INFORMATION PROVIDED:
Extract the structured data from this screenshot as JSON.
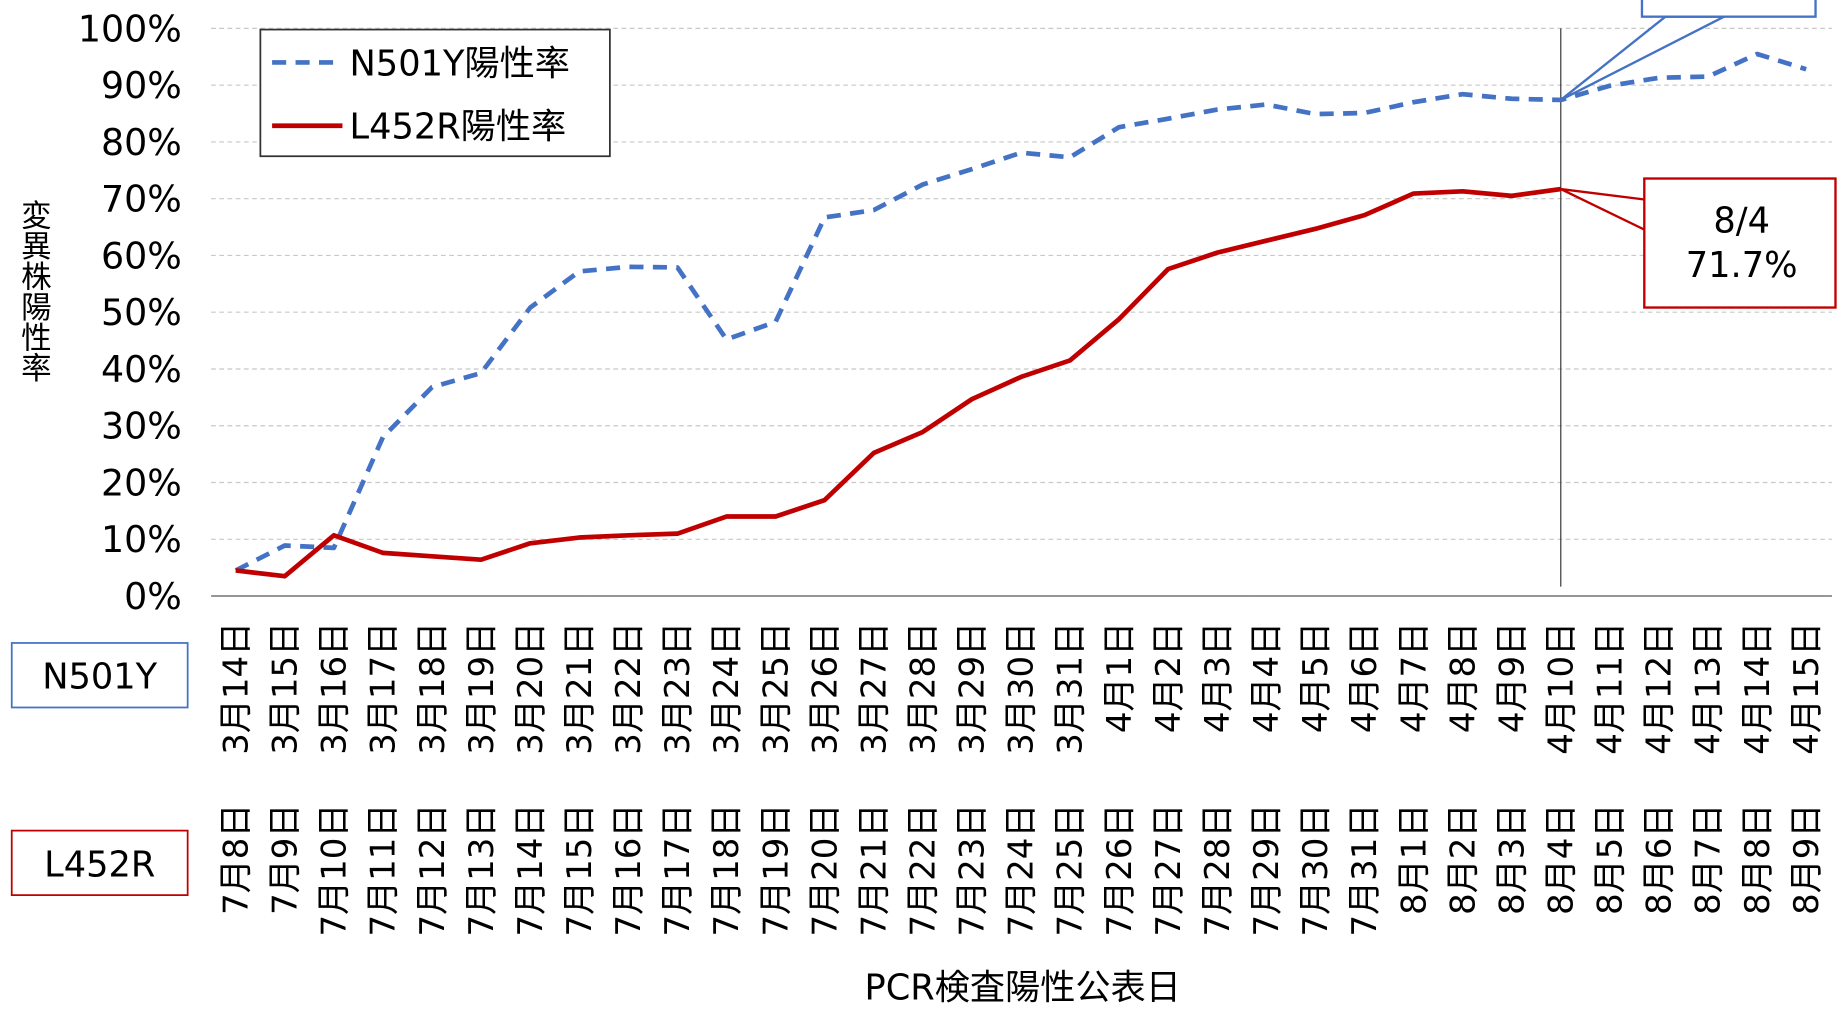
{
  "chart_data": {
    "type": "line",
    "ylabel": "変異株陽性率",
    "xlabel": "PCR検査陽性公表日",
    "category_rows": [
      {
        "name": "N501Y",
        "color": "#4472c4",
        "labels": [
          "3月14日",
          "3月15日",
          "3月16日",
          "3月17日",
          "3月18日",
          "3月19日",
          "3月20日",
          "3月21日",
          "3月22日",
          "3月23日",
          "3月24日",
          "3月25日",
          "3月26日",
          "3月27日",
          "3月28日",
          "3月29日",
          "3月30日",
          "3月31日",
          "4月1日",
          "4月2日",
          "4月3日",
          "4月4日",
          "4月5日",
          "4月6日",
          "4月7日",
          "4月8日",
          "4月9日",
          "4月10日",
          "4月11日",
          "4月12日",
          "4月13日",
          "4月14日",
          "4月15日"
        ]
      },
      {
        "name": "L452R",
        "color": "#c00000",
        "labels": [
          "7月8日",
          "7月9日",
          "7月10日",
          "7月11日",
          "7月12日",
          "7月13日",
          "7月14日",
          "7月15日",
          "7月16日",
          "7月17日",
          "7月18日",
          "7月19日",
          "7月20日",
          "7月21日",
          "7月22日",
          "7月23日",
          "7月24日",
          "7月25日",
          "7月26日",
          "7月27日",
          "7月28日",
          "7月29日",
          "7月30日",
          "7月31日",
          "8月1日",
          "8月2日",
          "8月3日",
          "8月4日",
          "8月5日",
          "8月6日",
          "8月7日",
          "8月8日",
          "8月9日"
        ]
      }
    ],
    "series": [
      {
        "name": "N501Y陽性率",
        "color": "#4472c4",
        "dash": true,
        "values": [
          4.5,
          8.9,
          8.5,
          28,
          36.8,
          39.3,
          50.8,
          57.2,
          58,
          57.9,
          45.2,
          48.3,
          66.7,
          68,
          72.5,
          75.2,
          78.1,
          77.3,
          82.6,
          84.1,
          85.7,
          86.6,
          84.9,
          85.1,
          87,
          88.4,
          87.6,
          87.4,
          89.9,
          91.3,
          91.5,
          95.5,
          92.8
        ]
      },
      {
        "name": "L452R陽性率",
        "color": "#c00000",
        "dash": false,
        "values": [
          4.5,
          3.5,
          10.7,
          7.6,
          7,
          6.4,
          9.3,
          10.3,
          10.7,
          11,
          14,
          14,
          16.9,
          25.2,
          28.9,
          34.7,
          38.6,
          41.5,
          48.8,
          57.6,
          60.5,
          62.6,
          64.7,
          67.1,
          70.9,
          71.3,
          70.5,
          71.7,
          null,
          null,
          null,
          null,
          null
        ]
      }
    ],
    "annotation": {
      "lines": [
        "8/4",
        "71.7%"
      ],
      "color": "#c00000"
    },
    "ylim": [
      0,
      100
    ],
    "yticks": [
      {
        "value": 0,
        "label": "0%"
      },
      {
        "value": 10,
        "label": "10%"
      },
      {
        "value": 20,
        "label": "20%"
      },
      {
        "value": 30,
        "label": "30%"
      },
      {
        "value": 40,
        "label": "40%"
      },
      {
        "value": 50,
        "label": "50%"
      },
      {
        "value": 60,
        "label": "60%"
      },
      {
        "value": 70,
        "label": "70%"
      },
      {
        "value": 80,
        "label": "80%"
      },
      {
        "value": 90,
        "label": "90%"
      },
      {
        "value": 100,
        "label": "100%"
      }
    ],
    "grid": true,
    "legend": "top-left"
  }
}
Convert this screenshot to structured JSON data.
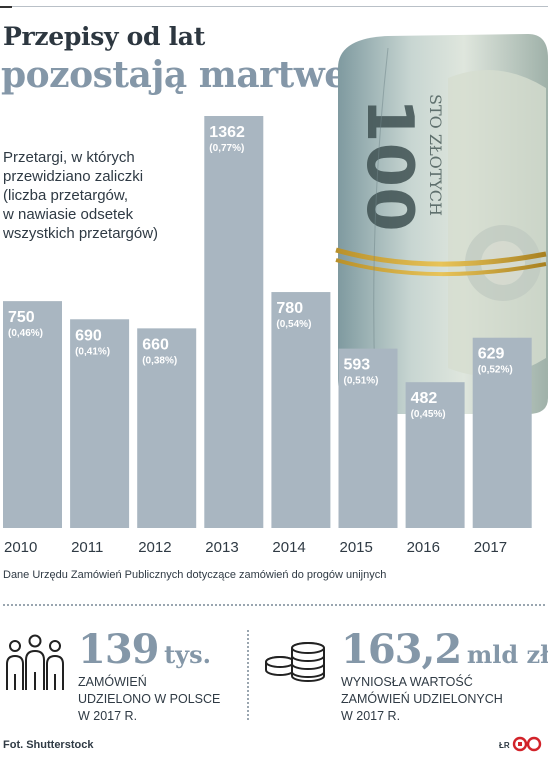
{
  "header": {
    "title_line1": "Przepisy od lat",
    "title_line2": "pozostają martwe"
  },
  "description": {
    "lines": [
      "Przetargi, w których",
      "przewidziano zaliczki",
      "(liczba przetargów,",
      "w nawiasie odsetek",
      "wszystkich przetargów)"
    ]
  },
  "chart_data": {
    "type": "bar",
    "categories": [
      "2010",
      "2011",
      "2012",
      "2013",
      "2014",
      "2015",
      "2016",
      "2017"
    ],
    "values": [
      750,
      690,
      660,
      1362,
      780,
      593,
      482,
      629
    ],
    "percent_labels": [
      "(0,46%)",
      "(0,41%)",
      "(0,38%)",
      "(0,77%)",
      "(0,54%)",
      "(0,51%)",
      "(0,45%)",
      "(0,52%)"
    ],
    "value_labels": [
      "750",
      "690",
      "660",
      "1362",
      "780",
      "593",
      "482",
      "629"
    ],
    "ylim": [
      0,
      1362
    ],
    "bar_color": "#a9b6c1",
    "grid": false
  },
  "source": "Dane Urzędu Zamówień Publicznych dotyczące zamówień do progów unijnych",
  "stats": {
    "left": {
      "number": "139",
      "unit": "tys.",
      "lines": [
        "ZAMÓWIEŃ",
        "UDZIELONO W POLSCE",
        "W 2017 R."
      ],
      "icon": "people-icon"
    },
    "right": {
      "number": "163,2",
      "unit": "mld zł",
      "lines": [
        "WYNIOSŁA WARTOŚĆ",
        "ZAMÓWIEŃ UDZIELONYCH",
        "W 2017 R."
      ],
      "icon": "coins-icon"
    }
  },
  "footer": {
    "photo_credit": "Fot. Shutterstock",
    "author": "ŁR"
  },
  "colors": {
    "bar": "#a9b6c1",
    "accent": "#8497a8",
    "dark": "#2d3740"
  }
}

TASK DETAILS: Wherever a line in the data above holds "this", copy that line.

IN RESPONSE:
Extract the structured data from this screenshot as JSON.
Convert this screenshot to structured JSON data.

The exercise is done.